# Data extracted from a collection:
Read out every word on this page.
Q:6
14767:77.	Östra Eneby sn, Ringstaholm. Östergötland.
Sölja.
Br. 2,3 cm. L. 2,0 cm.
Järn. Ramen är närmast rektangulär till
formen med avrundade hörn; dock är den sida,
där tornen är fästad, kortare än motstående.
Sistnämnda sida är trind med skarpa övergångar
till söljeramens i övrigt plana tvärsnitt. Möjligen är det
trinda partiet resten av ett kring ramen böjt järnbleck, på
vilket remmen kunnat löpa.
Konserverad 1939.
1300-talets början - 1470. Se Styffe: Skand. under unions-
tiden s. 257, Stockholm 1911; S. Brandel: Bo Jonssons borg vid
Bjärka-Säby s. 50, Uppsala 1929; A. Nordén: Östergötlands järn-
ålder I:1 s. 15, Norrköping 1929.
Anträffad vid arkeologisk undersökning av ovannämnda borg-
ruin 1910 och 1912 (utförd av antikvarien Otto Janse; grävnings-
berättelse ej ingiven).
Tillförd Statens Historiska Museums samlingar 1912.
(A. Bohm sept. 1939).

# SET PROBLEM:
Look through the listing above. Pick out each line with "sida" and copy it.

# RESPONSE TO THIS TASK:
formen med avrundade hörn; dock är den sida,
Sistnämnda sida är trind med skarpa övergångar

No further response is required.